JOB: Report only the number of lines that hold the word "ffffff".

MATERIAL:

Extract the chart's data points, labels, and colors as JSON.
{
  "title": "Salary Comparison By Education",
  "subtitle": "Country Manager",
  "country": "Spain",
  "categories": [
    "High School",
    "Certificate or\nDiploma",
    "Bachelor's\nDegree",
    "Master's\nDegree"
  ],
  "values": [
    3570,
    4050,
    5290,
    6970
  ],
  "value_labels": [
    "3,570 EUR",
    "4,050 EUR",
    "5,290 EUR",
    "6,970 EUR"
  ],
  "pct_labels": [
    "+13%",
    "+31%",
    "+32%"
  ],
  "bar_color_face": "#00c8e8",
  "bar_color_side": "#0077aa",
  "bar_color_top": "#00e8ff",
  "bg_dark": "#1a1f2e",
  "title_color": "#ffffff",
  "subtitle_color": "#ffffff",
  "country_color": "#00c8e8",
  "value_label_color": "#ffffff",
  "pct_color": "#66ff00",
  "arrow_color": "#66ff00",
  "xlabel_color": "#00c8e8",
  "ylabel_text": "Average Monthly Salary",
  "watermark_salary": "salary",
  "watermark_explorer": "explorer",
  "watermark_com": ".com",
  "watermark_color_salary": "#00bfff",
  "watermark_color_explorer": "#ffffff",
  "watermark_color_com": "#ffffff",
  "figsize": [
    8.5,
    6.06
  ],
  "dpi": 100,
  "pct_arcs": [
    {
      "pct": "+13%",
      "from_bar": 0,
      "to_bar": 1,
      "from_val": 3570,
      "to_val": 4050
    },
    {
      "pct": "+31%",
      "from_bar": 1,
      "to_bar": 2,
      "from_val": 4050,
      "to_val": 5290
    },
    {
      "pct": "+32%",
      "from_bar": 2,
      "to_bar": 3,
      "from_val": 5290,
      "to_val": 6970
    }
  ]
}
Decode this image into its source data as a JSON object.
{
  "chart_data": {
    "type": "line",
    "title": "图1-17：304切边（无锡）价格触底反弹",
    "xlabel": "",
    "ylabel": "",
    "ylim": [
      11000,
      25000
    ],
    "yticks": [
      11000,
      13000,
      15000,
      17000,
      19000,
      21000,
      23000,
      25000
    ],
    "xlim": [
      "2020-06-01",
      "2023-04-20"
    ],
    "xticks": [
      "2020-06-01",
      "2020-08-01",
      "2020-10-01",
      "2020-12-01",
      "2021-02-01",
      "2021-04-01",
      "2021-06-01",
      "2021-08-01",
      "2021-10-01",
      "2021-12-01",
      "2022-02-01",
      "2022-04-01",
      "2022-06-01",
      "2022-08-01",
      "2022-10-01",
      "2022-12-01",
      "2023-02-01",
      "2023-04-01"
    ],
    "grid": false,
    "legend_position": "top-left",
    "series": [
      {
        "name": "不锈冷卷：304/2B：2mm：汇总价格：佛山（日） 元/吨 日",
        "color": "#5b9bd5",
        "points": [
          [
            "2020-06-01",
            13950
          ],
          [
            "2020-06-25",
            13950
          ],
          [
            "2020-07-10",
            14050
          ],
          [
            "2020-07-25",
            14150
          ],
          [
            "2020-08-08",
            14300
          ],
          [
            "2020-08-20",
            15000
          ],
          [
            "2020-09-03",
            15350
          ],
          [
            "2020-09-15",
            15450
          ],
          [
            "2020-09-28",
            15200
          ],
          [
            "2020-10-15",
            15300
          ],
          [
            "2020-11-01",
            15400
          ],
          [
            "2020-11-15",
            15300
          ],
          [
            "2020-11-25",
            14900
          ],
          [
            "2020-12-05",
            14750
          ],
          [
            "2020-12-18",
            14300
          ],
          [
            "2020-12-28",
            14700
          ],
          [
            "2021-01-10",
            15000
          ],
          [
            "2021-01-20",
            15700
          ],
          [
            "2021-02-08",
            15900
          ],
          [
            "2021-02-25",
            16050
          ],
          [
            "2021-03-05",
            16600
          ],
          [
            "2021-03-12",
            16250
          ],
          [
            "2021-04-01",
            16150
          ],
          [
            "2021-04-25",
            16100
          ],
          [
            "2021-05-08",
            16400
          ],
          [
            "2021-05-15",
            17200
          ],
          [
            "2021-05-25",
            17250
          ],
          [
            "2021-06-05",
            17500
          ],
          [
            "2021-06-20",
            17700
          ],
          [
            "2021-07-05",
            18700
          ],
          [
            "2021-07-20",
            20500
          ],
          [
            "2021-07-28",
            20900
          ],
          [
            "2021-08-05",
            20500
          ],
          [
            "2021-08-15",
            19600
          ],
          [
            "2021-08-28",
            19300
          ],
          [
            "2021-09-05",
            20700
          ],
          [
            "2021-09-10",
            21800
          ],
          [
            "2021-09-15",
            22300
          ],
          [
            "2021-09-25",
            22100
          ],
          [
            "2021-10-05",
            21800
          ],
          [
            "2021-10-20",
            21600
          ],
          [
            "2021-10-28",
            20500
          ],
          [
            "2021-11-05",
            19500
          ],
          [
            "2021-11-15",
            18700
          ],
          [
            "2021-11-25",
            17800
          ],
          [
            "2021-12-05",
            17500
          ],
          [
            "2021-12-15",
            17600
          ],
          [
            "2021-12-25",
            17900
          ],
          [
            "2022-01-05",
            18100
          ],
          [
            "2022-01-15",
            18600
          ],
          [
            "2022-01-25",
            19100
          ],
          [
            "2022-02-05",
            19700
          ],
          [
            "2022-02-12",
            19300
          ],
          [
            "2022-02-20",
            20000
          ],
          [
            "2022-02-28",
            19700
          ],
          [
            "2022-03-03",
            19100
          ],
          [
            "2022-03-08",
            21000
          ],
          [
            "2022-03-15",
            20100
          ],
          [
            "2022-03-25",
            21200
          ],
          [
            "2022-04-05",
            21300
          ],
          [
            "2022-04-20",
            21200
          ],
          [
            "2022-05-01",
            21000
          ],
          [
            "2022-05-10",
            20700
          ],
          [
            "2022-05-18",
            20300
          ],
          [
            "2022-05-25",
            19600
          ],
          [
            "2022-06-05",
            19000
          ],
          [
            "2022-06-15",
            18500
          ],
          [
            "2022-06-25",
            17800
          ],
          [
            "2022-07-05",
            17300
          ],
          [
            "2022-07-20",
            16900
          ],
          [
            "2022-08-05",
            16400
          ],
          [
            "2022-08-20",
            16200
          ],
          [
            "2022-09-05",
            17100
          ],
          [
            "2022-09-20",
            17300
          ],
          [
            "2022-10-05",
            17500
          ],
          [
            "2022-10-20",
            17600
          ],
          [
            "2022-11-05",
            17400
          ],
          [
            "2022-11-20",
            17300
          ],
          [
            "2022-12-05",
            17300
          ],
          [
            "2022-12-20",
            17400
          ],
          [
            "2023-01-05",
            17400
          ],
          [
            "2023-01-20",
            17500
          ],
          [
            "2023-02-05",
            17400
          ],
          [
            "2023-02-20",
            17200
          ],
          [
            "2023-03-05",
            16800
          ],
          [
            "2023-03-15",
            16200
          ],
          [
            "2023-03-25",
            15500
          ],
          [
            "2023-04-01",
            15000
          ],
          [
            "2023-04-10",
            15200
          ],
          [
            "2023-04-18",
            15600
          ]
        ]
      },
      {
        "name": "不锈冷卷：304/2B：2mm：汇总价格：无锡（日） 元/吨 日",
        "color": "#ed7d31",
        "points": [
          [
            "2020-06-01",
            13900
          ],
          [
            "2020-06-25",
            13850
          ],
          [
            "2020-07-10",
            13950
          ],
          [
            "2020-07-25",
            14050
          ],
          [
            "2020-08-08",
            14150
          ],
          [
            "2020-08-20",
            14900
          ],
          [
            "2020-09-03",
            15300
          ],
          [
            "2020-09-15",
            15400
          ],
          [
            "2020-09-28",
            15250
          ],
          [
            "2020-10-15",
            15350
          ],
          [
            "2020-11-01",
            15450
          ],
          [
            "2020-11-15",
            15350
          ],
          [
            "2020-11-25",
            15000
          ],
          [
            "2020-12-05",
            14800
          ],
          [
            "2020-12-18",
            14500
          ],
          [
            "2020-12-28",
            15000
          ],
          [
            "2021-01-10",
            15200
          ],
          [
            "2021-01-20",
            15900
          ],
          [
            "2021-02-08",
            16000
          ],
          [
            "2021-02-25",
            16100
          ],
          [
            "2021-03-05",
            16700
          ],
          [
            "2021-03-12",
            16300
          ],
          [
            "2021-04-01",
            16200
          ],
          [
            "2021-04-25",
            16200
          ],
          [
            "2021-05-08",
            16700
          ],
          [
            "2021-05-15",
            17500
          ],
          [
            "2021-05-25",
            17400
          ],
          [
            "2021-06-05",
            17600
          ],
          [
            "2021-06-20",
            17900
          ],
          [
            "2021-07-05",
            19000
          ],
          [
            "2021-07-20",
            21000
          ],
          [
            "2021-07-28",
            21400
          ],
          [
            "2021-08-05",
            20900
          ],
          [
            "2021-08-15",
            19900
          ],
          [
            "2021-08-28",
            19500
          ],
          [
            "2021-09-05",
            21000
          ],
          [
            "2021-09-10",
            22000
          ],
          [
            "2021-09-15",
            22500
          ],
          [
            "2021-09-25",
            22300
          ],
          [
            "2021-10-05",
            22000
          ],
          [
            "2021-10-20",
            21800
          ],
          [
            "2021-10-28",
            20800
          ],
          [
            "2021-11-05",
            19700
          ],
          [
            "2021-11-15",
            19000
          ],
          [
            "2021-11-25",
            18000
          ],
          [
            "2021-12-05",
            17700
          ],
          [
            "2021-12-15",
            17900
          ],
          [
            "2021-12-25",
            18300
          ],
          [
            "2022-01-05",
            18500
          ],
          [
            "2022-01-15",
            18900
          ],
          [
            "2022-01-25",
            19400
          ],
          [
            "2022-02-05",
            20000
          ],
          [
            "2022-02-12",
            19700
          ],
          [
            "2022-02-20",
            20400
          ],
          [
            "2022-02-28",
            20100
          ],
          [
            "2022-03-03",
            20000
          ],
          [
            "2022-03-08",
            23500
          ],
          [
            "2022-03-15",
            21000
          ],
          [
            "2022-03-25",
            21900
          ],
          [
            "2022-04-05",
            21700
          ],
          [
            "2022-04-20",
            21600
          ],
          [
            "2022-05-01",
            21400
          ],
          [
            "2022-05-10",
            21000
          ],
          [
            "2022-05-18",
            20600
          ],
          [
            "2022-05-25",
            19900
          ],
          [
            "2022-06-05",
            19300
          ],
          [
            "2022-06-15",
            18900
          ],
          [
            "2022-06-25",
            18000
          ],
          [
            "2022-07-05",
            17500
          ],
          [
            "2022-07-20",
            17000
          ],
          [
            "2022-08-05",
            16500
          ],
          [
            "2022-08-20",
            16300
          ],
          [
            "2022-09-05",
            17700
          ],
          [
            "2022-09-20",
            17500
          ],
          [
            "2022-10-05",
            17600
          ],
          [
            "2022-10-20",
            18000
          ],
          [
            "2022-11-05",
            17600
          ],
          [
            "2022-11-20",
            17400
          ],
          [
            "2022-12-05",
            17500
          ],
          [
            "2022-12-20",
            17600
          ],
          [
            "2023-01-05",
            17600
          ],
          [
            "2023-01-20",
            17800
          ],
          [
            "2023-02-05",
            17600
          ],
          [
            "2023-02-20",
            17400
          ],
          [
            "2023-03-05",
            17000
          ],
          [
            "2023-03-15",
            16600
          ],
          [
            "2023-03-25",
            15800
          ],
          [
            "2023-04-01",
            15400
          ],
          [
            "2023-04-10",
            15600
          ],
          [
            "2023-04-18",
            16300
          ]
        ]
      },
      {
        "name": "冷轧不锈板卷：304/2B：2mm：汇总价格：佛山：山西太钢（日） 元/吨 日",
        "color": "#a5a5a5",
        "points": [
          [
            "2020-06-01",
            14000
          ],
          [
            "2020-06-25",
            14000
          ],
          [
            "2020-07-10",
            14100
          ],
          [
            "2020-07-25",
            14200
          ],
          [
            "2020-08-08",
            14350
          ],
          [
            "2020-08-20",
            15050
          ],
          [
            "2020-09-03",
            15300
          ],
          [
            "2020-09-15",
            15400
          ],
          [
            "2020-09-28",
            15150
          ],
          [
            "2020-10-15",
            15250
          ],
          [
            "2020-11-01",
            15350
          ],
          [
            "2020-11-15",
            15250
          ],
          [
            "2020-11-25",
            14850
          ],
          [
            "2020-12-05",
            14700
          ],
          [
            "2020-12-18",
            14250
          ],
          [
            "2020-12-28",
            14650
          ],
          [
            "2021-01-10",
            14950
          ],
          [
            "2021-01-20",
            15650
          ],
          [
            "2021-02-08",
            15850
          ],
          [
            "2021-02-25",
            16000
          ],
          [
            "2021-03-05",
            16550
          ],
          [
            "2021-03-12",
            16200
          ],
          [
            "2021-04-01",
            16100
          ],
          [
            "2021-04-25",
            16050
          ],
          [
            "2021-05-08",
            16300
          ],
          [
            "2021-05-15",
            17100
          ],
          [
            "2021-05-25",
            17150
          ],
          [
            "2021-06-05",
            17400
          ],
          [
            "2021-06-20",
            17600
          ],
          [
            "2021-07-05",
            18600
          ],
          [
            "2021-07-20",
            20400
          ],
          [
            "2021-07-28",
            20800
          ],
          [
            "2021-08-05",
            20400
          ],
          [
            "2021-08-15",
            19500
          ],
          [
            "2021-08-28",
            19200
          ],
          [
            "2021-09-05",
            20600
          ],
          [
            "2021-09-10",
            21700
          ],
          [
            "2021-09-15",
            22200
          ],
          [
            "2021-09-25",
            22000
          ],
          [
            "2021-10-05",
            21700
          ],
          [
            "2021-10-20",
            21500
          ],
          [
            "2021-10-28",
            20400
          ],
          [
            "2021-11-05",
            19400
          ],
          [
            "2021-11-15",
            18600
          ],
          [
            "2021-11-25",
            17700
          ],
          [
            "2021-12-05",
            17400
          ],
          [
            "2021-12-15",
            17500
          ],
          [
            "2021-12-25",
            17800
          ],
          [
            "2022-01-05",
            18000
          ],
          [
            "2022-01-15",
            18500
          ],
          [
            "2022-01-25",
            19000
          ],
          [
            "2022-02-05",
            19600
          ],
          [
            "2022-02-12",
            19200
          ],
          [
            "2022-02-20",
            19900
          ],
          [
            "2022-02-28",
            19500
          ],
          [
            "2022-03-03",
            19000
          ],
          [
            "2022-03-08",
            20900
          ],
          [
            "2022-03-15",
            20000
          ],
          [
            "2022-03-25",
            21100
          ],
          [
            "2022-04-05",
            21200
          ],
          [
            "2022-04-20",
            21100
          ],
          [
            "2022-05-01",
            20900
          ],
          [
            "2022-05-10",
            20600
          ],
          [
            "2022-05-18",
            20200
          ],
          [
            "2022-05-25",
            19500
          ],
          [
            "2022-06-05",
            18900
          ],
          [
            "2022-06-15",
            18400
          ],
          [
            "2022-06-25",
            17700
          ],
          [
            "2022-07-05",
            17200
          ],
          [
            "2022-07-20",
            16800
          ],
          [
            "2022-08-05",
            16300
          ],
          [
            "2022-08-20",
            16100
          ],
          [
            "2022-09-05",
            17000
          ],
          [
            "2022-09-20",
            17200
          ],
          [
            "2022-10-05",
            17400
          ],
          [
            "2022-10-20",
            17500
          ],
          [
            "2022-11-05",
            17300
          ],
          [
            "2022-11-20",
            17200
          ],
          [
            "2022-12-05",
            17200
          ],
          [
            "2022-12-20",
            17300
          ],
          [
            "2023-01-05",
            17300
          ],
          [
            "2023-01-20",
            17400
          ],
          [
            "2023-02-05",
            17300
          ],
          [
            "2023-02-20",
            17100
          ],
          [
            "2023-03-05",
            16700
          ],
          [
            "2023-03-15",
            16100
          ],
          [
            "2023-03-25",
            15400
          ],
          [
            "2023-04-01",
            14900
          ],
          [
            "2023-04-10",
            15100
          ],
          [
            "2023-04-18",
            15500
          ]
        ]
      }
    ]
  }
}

SOLUTION FOR THIS PROBLEM: 5